*WHAT YOU NEED TO DO*:
The records that follow should be retyped word for word.

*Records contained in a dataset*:
**********

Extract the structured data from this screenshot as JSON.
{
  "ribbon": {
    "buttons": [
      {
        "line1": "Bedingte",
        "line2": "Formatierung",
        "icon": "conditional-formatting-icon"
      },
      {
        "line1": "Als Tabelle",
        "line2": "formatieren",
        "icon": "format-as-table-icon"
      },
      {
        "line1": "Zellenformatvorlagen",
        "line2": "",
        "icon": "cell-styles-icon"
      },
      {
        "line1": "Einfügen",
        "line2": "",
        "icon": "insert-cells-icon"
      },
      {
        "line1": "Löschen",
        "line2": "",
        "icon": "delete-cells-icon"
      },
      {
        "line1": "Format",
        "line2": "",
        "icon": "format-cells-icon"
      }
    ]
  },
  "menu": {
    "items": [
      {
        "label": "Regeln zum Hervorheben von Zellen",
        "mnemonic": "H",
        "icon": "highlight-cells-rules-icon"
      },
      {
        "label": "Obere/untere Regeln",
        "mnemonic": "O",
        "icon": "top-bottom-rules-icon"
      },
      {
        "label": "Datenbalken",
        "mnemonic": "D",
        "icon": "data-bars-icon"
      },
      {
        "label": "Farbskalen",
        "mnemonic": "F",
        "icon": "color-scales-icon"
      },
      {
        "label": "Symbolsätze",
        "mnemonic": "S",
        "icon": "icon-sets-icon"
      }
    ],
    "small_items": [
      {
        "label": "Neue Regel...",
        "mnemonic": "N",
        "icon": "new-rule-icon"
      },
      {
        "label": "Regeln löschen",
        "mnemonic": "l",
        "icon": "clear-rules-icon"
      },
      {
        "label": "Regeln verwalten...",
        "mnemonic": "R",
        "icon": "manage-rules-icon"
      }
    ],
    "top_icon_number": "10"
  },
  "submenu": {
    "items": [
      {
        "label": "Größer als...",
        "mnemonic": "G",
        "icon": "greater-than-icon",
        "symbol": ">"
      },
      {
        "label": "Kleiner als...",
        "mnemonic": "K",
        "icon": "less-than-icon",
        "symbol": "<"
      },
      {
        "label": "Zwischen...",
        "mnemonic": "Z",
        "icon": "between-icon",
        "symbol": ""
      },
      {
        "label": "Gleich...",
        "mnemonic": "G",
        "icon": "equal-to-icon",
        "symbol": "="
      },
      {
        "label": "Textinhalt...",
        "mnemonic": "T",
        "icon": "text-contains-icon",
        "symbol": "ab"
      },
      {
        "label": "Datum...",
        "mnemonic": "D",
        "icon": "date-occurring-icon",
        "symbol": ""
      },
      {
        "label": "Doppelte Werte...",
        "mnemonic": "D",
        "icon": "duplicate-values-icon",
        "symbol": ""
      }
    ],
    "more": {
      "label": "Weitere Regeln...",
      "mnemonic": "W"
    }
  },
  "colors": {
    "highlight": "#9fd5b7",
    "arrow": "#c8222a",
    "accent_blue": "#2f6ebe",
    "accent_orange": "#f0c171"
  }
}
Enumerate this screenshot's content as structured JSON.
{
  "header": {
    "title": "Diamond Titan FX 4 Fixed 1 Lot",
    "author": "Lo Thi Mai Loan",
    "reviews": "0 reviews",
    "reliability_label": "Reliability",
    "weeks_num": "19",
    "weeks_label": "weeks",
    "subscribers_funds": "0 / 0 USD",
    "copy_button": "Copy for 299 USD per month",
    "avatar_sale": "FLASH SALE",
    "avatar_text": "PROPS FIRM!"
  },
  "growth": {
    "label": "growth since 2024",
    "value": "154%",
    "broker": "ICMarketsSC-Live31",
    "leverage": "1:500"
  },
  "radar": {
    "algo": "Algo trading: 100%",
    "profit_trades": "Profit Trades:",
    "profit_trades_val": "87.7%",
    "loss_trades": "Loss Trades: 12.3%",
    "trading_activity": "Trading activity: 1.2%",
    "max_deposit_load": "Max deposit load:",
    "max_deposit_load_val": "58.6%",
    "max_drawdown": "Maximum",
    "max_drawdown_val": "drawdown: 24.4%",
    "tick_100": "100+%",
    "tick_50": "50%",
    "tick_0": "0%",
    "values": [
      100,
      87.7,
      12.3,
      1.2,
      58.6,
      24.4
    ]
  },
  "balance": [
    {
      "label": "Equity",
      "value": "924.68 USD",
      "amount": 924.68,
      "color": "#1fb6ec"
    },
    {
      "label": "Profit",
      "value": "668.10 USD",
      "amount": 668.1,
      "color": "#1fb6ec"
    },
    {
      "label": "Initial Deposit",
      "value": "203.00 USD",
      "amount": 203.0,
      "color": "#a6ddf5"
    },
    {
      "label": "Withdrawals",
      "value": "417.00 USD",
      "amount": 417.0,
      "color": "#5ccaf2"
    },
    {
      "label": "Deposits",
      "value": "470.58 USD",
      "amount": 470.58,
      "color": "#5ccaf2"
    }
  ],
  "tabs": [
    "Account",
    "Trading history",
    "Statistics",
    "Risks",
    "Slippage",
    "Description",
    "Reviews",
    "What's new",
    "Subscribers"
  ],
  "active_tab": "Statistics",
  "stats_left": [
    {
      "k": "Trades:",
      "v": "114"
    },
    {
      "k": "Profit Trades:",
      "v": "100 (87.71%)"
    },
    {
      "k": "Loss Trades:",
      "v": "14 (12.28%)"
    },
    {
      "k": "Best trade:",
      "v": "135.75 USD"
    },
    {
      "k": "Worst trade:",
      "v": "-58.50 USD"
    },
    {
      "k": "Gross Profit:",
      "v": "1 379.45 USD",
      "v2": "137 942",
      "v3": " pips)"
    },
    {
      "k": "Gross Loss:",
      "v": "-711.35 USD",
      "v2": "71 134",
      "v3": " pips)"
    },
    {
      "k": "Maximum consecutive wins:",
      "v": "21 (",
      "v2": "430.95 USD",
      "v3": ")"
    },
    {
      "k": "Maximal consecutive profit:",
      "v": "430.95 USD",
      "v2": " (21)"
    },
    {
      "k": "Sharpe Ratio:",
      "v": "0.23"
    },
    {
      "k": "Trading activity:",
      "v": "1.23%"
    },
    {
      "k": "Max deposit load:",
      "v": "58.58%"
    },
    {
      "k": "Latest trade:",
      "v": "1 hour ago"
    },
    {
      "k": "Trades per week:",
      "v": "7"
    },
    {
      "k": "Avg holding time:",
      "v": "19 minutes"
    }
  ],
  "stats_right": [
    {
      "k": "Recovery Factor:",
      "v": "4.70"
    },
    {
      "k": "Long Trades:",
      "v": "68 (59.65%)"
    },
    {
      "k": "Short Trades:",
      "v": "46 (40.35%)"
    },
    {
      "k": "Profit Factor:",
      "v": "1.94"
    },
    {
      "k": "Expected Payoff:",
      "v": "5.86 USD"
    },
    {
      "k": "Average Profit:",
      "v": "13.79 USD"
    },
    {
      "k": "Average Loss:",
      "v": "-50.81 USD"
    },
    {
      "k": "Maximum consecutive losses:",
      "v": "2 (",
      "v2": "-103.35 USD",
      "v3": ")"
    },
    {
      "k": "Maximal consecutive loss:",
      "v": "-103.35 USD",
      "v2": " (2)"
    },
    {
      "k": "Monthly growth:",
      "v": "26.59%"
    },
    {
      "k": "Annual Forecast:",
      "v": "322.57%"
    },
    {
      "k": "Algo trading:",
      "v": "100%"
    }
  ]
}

**********

*FULL SOLUTION*:
Extract the structured data from this screenshot as JSON.
{
  "ribbon": {
    "buttons": [
      {
        "line1": "Bedingte",
        "line2": "Formatierung",
        "icon": "conditional-formatting-icon"
      },
      {
        "line1": "Als Tabelle",
        "line2": "formatieren",
        "icon": "format-as-table-icon"
      },
      {
        "line1": "Zellenformatvorlagen",
        "line2": "",
        "icon": "cell-styles-icon"
      },
      {
        "line1": "Einfügen",
        "line2": "",
        "icon": "insert-cells-icon"
      },
      {
        "line1": "Löschen",
        "line2": "",
        "icon": "delete-cells-icon"
      },
      {
        "line1": "Format",
        "line2": "",
        "icon": "format-cells-icon"
      }
    ]
  },
  "menu": {
    "items": [
      {
        "label": "Regeln zum Hervorheben von Zellen",
        "mnemonic": "H",
        "icon": "highlight-cells-rules-icon"
      },
      {
        "label": "Obere/untere Regeln",
        "mnemonic": "O",
        "icon": "top-bottom-rules-icon"
      },
      {
        "label": "Datenbalken",
        "mnemonic": "D",
        "icon": "data-bars-icon"
      },
      {
        "label": "Farbskalen",
        "mnemonic": "F",
        "icon": "color-scales-icon"
      },
      {
        "label": "Symbolsätze",
        "mnemonic": "S",
        "icon": "icon-sets-icon"
      }
    ],
    "small_items": [
      {
        "label": "Neue Regel...",
        "mnemonic": "N",
        "icon": "new-rule-icon"
      },
      {
        "label": "Regeln löschen",
        "mnemonic": "l",
        "icon": "clear-rules-icon"
      },
      {
        "label": "Regeln verwalten...",
        "mnemonic": "R",
        "icon": "manage-rules-icon"
      }
    ],
    "top_icon_number": "10"
  },
  "submenu": {
    "items": [
      {
        "label": "Größer als...",
        "mnemonic": "G",
        "icon": "greater-than-icon",
        "symbol": ">"
      },
      {
        "label": "Kleiner als...",
        "mnemonic": "K",
        "icon": "less-than-icon",
        "symbol": "<"
      },
      {
        "label": "Zwischen...",
        "mnemonic": "Z",
        "icon": "between-icon",
        "symbol": ""
      },
      {
        "label": "Gleich...",
        "mnemonic": "G",
        "icon": "equal-to-icon",
        "symbol": "="
      },
      {
        "label": "Textinhalt...",
        "mnemonic": "T",
        "icon": "text-contains-icon",
        "symbol": "ab"
      },
      {
        "label": "Datum...",
        "mnemonic": "D",
        "icon": "date-occurring-icon",
        "symbol": ""
      },
      {
        "label": "Doppelte Werte...",
        "mnemonic": "D",
        "icon": "duplicate-values-icon",
        "symbol": ""
      }
    ],
    "more": {
      "label": "Weitere Regeln...",
      "mnemonic": "W"
    }
  },
  "colors": {
    "highlight": "#9fd5b7",
    "arrow": "#c8222a",
    "accent_blue": "#2f6ebe",
    "accent_orange": "#f0c171"
  }
}
Enumerate this screenshot's content as structured JSON.
{
  "header": {
    "title": "Diamond Titan FX 4 Fixed 1 Lot",
    "author": "Lo Thi Mai Loan",
    "reviews": "0 reviews",
    "reliability_label": "Reliability",
    "weeks_num": "19",
    "weeks_label": "weeks",
    "subscribers_funds": "0 / 0 USD",
    "copy_button": "Copy for 299 USD per month",
    "avatar_sale": "FLASH SALE",
    "avatar_text": "PROPS FIRM!"
  },
  "growth": {
    "label": "growth since 2024",
    "value": "154%",
    "broker": "ICMarketsSC-Live31",
    "leverage": "1:500"
  },
  "radar": {
    "algo": "Algo trading: 100%",
    "profit_trades": "Profit Trades:",
    "profit_trades_val": "87.7%",
    "loss_trades": "Loss Trades: 12.3%",
    "trading_activity": "Trading activity: 1.2%",
    "max_deposit_load": "Max deposit load:",
    "max_deposit_load_val": "58.6%",
    "max_drawdown": "Maximum",
    "max_drawdown_val": "drawdown: 24.4%",
    "tick_100": "100+%",
    "tick_50": "50%",
    "tick_0": "0%",
    "values": [
      100,
      87.7,
      12.3,
      1.2,
      58.6,
      24.4
    ]
  },
  "balance": [
    {
      "label": "Equity",
      "value": "924.68 USD",
      "amount": 924.68,
      "color": "#1fb6ec"
    },
    {
      "label": "Profit",
      "value": "668.10 USD",
      "amount": 668.1,
      "color": "#1fb6ec"
    },
    {
      "label": "Initial Deposit",
      "value": "203.00 USD",
      "amount": 203.0,
      "color": "#a6ddf5"
    },
    {
      "label": "Withdrawals",
      "value": "417.00 USD",
      "amount": 417.0,
      "color": "#5ccaf2"
    },
    {
      "label": "Deposits",
      "value": "470.58 USD",
      "amount": 470.58,
      "color": "#5ccaf2"
    }
  ],
  "tabs": [
    "Account",
    "Trading history",
    "Statistics",
    "Risks",
    "Slippage",
    "Description",
    "Reviews",
    "What's new",
    "Subscribers"
  ],
  "active_tab": "Statistics",
  "stats_left": [
    {
      "k": "Trades:",
      "v": "114"
    },
    {
      "k": "Profit Trades:",
      "v": "100 (87.71%)"
    },
    {
      "k": "Loss Trades:",
      "v": "14 (12.28%)"
    },
    {
      "k": "Best trade:",
      "v": "135.75 USD"
    },
    {
      "k": "Worst trade:",
      "v": "-58.50 USD"
    },
    {
      "k": "Gross Profit:",
      "v": "1 379.45 USD",
      "v2": "137 942",
      "v3": " pips)"
    },
    {
      "k": "Gross Loss:",
      "v": "-711.35 USD",
      "v2": "71 134",
      "v3": " pips)"
    },
    {
      "k": "Maximum consecutive wins:",
      "v": "21 (",
      "v2": "430.95 USD",
      "v3": ")"
    },
    {
      "k": "Maximal consecutive profit:",
      "v": "430.95 USD",
      "v2": " (21)"
    },
    {
      "k": "Sharpe Ratio:",
      "v": "0.23"
    },
    {
      "k": "Trading activity:",
      "v": "1.23%"
    },
    {
      "k": "Max deposit load:",
      "v": "58.58%"
    },
    {
      "k": "Latest trade:",
      "v": "1 hour ago"
    },
    {
      "k": "Trades per week:",
      "v": "7"
    },
    {
      "k": "Avg holding time:",
      "v": "19 minutes"
    }
  ],
  "stats_right": [
    {
      "k": "Recovery Factor:",
      "v": "4.70"
    },
    {
      "k": "Long Trades:",
      "v": "68 (59.65%)"
    },
    {
      "k": "Short Trades:",
      "v": "46 (40.35%)"
    },
    {
      "k": "Profit Factor:",
      "v": "1.94"
    },
    {
      "k": "Expected Payoff:",
      "v": "5.86 USD"
    },
    {
      "k": "Average Profit:",
      "v": "13.79 USD"
    },
    {
      "k": "Average Loss:",
      "v": "-50.81 USD"
    },
    {
      "k": "Maximum consecutive losses:",
      "v": "2 (",
      "v2": "-103.35 USD",
      "v3": ")"
    },
    {
      "k": "Maximal consecutive loss:",
      "v": "-103.35 USD",
      "v2": " (2)"
    },
    {
      "k": "Monthly growth:",
      "v": "26.59%"
    },
    {
      "k": "Annual Forecast:",
      "v": "322.57%"
    },
    {
      "k": "Algo trading:",
      "v": "100%"
    }
  ]
}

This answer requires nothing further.